* [SET EXERCISE 1]: In the rows further down, copy out each line from the line containing "plot-frame <box>118 59 481 421</box>" through the line containing "Itemize the components", both included, with no changes.

* [SELECTED PASSAGE]:
* START *
Fan, Yueyue; Maheshwari, Saurabh (2020), NCST Caltrans project on sensor data error estimation, Dryad, Dataset, https://doi.org/10.25338/B8TP5Q

Abstract

The aim of this script is to automate the process of directed network graph formation, i.e., creation of incidence matrix, node adjacency matrix, and map the sensors to appropriate links. The data used for creating the freeway network is obtained from open street maps, whereas, the data for sensors is obtained from PeMS. The results of the algorithm will later be fed to the network sensor error estimation algorithm, that quantifies the erroneous sensors using network statistics.

Methods

Major libraries used:

Osmar - To import data from open street maps Leafletmapviewsp - Mapping the network dplyrplyr - To manipulate data frames

Data used:

The data used for creating the freeway network is obtained from open street maps, whereas, the data for sensors is obtained from PeMS.

Methodology

Creating the map required We start by downloading the bulk osm data for California (approx. 18GB). Next, using osmar library, we extract the required data using a bounding box, demarcating the latitude and longitude boundaries. bbox = corner_bbox(-118.0042, 33.6363, -117.7226, 33.9194) Then extracting only the freeway information (links and nodes) from the resulting data.  The problem here is that most of the links contain more than two nodes, which would make the incidence matrix unnecessarily large. Thus, we extract the nodes that connect two links, and map them over the links.

Creating the incidence matrix To create the incidence matrix, each link was looked up for the first and last node incident on it, keeping in mind the direction. The rows represent nodes, whereas the columns represent links. +1 was assigned at the head and -1 to the tail of the link, all other entries to 0. The incidence matrix has a dimension of 2973 by 2640.

Assigning links to appropriate freeways The osm data does not explicitly mention about which freeway is a particular link part of. 

Thus, for the freeway links a combination of "name" and "ref" tag was used to obtain the information about the freeway.

Adding ramps to the Fwy data frame So far, we only have freeway links assigned to the appropriate freeways. Now, we would like to add the immediate links that go off or on the freeway, aka ramps, to the data frame Fwy. This is done by checking for each node on the freeway segment, out of the links it is incident upon, which one is tagged as "motorway-link" in the osm data. If there is such a link, it was added to the Fwy data set with appropriate freeway values.
* END *
* [SET EXERCISE 2]:
Answer these questions about the sensor dataset description:
(a) What is the source of the sensor data?
(b) What dimension does the incidence matrix have?
(c) Which tag in the osm data marks a link as a ramp?

* [DATA FOR THIS EXERCISE]:
* START *
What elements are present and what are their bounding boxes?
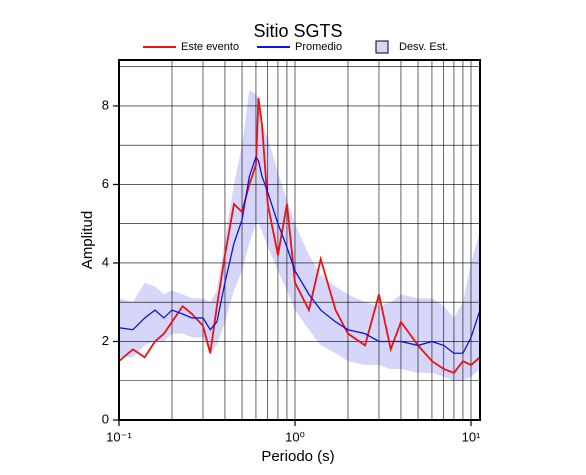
plot-frame <box>118 59 481 421</box>
legend-label: Desv. Est. <box>399 41 448 53</box>
y-tick-label: 6 <box>102 176 109 191</box>
x-tick-label: 10¹ <box>462 429 481 444</box>
y-tick-label: 4 <box>102 254 109 269</box>
legend-label: Este evento <box>181 41 239 53</box>
chart-title: Sitio SGTS <box>253 21 342 41</box>
y-tick-label: 8 <box>102 97 109 112</box>
x-tick-label: 10⁰ <box>285 429 305 444</box>
x-axis-label: Periodo (s) <box>261 448 334 465</box>
series-line <box>118 155 481 354</box>
x-tick-label: 10⁻¹ <box>106 429 132 444</box>
legend-label: Promedio <box>295 41 342 53</box>
legend-swatch <box>375 40 389 54</box>
y-axis-label: Amplitud <box>79 211 96 269</box>
y-tick-label: 0 <box>102 411 109 426</box>
std-band <box>119 90 480 381</box>
y-tick-label: 2 <box>102 333 109 348</box>
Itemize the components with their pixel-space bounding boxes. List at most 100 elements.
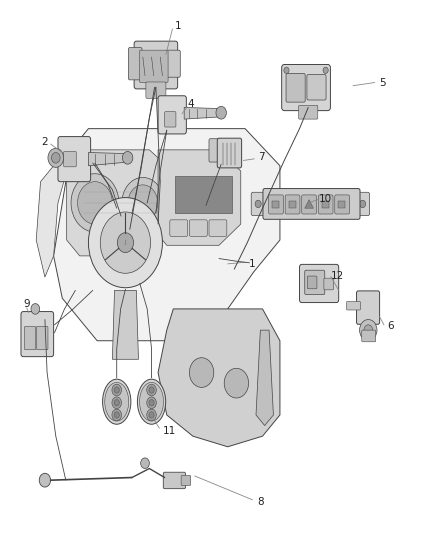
FancyBboxPatch shape <box>324 278 333 290</box>
Circle shape <box>39 473 50 487</box>
FancyBboxPatch shape <box>335 195 350 214</box>
FancyBboxPatch shape <box>25 326 36 350</box>
FancyBboxPatch shape <box>286 74 305 102</box>
FancyBboxPatch shape <box>285 195 300 214</box>
Circle shape <box>360 200 366 208</box>
Polygon shape <box>113 290 138 359</box>
Polygon shape <box>53 128 280 341</box>
Circle shape <box>360 319 377 341</box>
Circle shape <box>147 409 156 421</box>
Bar <box>322 201 328 208</box>
FancyBboxPatch shape <box>139 50 168 83</box>
FancyBboxPatch shape <box>346 302 360 310</box>
Polygon shape <box>305 200 314 208</box>
Bar <box>272 201 279 208</box>
Circle shape <box>114 387 119 393</box>
FancyBboxPatch shape <box>181 475 191 486</box>
Text: 6: 6 <box>388 321 394 331</box>
FancyBboxPatch shape <box>209 139 223 162</box>
Text: 9: 9 <box>23 298 30 309</box>
FancyBboxPatch shape <box>300 264 339 303</box>
Circle shape <box>88 198 162 288</box>
FancyBboxPatch shape <box>282 64 330 111</box>
FancyBboxPatch shape <box>21 312 53 357</box>
FancyBboxPatch shape <box>170 220 187 236</box>
Circle shape <box>149 387 154 393</box>
Text: 12: 12 <box>331 271 344 281</box>
Circle shape <box>255 200 261 208</box>
Circle shape <box>112 384 121 396</box>
Circle shape <box>114 400 119 406</box>
Circle shape <box>149 400 154 406</box>
FancyBboxPatch shape <box>189 220 207 236</box>
Bar <box>289 201 296 208</box>
Text: 4: 4 <box>187 99 194 109</box>
FancyBboxPatch shape <box>307 276 317 289</box>
Circle shape <box>147 397 156 409</box>
Polygon shape <box>67 150 167 256</box>
Text: 5: 5 <box>379 77 385 87</box>
Polygon shape <box>158 309 280 447</box>
Text: 10: 10 <box>319 193 332 204</box>
Circle shape <box>323 67 328 74</box>
Text: 8: 8 <box>257 497 264 507</box>
Ellipse shape <box>105 382 129 421</box>
FancyBboxPatch shape <box>158 96 186 134</box>
FancyBboxPatch shape <box>64 151 76 167</box>
Text: 7: 7 <box>258 152 265 162</box>
FancyBboxPatch shape <box>134 41 178 89</box>
Polygon shape <box>256 330 273 425</box>
FancyBboxPatch shape <box>305 270 325 295</box>
Circle shape <box>100 212 151 273</box>
Circle shape <box>122 177 164 228</box>
FancyBboxPatch shape <box>299 106 318 119</box>
Circle shape <box>128 185 158 221</box>
FancyBboxPatch shape <box>163 472 185 489</box>
FancyBboxPatch shape <box>209 220 227 236</box>
Circle shape <box>224 368 249 398</box>
Circle shape <box>117 233 134 253</box>
Circle shape <box>114 412 119 418</box>
FancyBboxPatch shape <box>128 47 142 80</box>
FancyBboxPatch shape <box>362 330 376 342</box>
FancyBboxPatch shape <box>263 189 360 219</box>
FancyBboxPatch shape <box>307 75 326 100</box>
Text: J: J <box>125 240 126 245</box>
FancyBboxPatch shape <box>176 176 232 214</box>
FancyBboxPatch shape <box>165 112 176 127</box>
Polygon shape <box>88 152 127 166</box>
Circle shape <box>149 412 154 418</box>
Text: 11: 11 <box>162 426 176 436</box>
FancyBboxPatch shape <box>251 192 265 216</box>
Ellipse shape <box>102 379 131 424</box>
FancyBboxPatch shape <box>166 50 180 77</box>
Circle shape <box>141 458 149 469</box>
FancyBboxPatch shape <box>318 195 333 214</box>
Polygon shape <box>158 150 241 245</box>
Ellipse shape <box>140 382 163 421</box>
Polygon shape <box>184 108 219 119</box>
FancyBboxPatch shape <box>37 326 48 350</box>
Text: 2: 2 <box>42 137 48 147</box>
Circle shape <box>189 358 214 387</box>
FancyBboxPatch shape <box>146 82 166 99</box>
FancyBboxPatch shape <box>268 195 283 214</box>
Circle shape <box>364 325 373 335</box>
Circle shape <box>51 152 60 163</box>
Ellipse shape <box>138 379 166 424</box>
FancyBboxPatch shape <box>302 195 317 214</box>
Circle shape <box>78 182 113 224</box>
Bar <box>338 201 345 208</box>
Circle shape <box>71 174 119 232</box>
FancyBboxPatch shape <box>356 192 370 216</box>
Text: 1: 1 <box>174 21 181 31</box>
Polygon shape <box>36 160 67 277</box>
FancyBboxPatch shape <box>357 291 380 324</box>
Circle shape <box>112 397 121 409</box>
Circle shape <box>147 384 156 396</box>
Text: 1: 1 <box>248 259 255 269</box>
Circle shape <box>122 151 133 164</box>
Circle shape <box>31 304 40 314</box>
Circle shape <box>112 409 121 421</box>
Circle shape <box>284 67 289 74</box>
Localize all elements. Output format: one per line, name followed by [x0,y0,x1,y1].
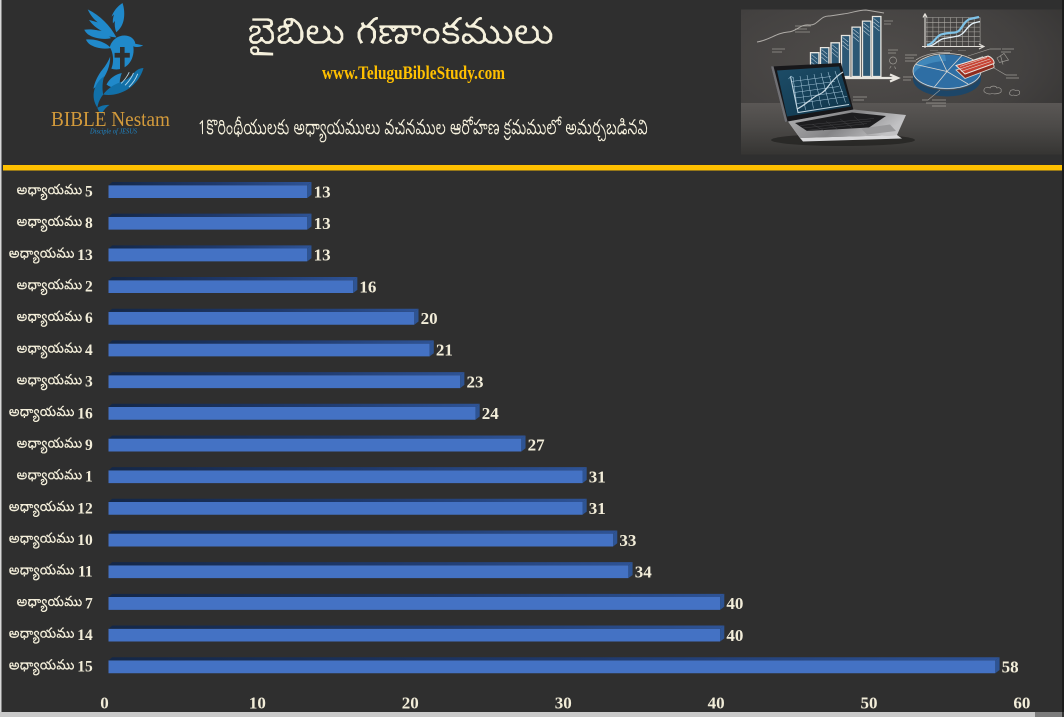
* END *
* [COMPLETE RESPONSE 1]:
plot-frame <box>118 59 481 421</box>
legend-label: Desv. Est. <box>399 41 448 53</box>
y-tick-label: 6 <box>102 176 109 191</box>
x-tick-label: 10¹ <box>462 429 481 444</box>
y-tick-label: 4 <box>102 254 109 269</box>
legend-label: Este evento <box>181 41 239 53</box>
chart-title: Sitio SGTS <box>253 21 342 41</box>
y-tick-label: 8 <box>102 97 109 112</box>
x-tick-label: 10⁰ <box>285 429 305 444</box>
x-axis-label: Periodo (s) <box>261 448 334 465</box>
series-line <box>118 155 481 354</box>
x-tick-label: 10⁻¹ <box>106 429 132 444</box>
legend-label: Promedio <box>295 41 342 53</box>
legend-swatch <box>375 40 389 54</box>
y-axis-label: Amplitud <box>79 211 96 269</box>
y-tick-label: 0 <box>102 411 109 426</box>
std-band <box>119 90 480 381</box>
y-tick-label: 2 <box>102 333 109 348</box>
Itemize the components with their pixel-space bounding boxes. List at most 100 elements.

* [COMPLETE RESPONSE 2]:
(a) PeMS
(b) 2973 by 2640
(c) "motorway-link"